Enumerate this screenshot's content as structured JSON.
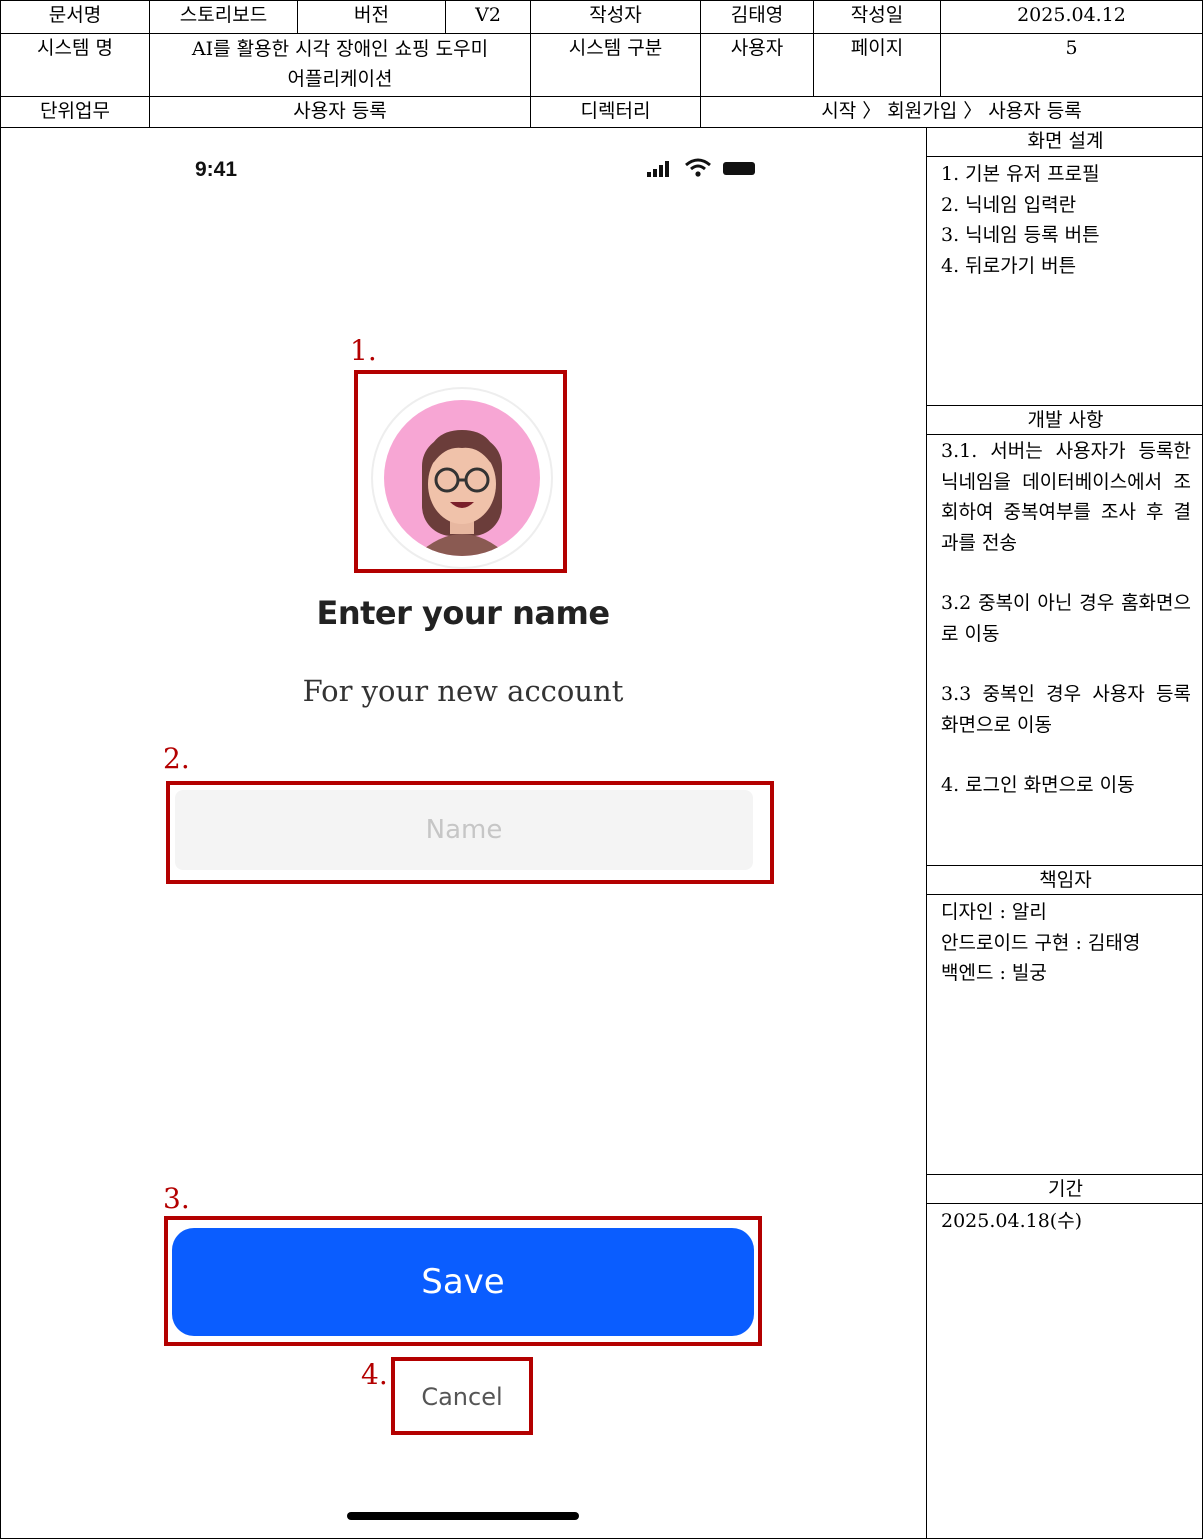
{
  "header": {
    "doc_name_label": "문서명",
    "doc_name_value": "스토리보드",
    "version_label": "버전",
    "version_value": "V2",
    "author_label": "작성자",
    "author_value": "김태영",
    "date_label": "작성일",
    "date_value": "2025.04.12",
    "system_name_label": "시스템 명",
    "system_name_value_line1": "AI를 활용한 시각 장애인 쇼핑 도우미",
    "system_name_value_line2": "어플리케이션",
    "system_type_label": "시스템 구분",
    "system_type_value": "사용자",
    "page_label": "페이지",
    "page_value": "5",
    "unit_task_label": "단위업무",
    "unit_task_value": "사용자 등록",
    "directory_label": "디렉터리",
    "directory_value": "시작 〉 회원가입 〉 사용자 등록"
  },
  "phone": {
    "status_time": "9:41",
    "heading": "Enter your name",
    "subheading": "For your new account",
    "name_placeholder": "Name",
    "save_label": "Save",
    "cancel_label": "Cancel",
    "markers": [
      "1.",
      "2.",
      "3.",
      "4."
    ]
  },
  "design": {
    "title": "화면 설계",
    "items": [
      "1. 기본 유저 프로필",
      "2. 닉네임 입력란",
      "3. 닉네임 등록 버튼",
      "4. 뒤로가기 버튼"
    ]
  },
  "development": {
    "title": "개발 사항",
    "item1": "3.1. 서버는 사용자가 등록한 닉네임을 데이터베이스에서 조회하여 중복여부를 조사 후 결과를 전송",
    "item2": "3.2 중복이 아닌 경우 홈화면으로 이동",
    "item3": "3.3 중복인 경우 사용자 등록 화면으로 이동",
    "item4": "4. 로그인 화면으로 이동"
  },
  "owner": {
    "title": "책임자",
    "items": [
      "디자인 : 알리",
      "안드로이드 구현 : 김태영",
      "백엔드 : 빌궁"
    ]
  },
  "period": {
    "title": "기간",
    "value": "2025.04.18(수)"
  },
  "colors": {
    "annotation_red": "#b30000",
    "save_blue": "#0a5dff",
    "avatar_pink": "#f7a6d4"
  }
}
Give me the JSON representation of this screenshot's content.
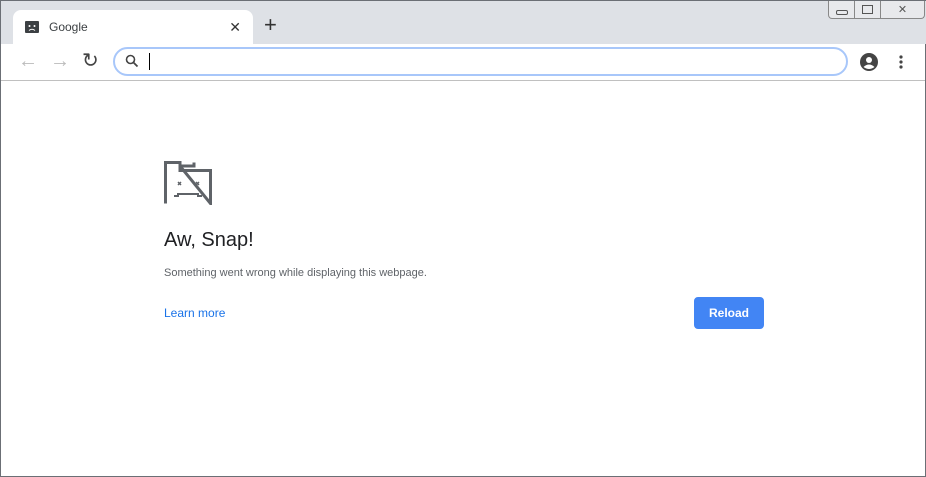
{
  "tab": {
    "title": "Google"
  },
  "omnibox": {
    "value": ""
  },
  "error": {
    "title": "Aw, Snap!",
    "message": "Something went wrong while displaying this webpage.",
    "learn_more": "Learn more",
    "reload": "Reload"
  },
  "colors": {
    "accent": "#4285f4",
    "link": "#1a73e8"
  }
}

- [EXERCISE INSTRUCTIONS] Copy, without the pictures, exactly the lines from the line with "Give me the" through the end of the material above, both ends included.

- [TASK RESPONSE]
Give me the JSON representation of this screenshot's content.
{
  "tab": {
    "title": "Google"
  },
  "omnibox": {
    "value": ""
  },
  "error": {
    "title": "Aw, Snap!",
    "message": "Something went wrong while displaying this webpage.",
    "learn_more": "Learn more",
    "reload": "Reload"
  },
  "colors": {
    "accent": "#4285f4",
    "link": "#1a73e8"
  }
}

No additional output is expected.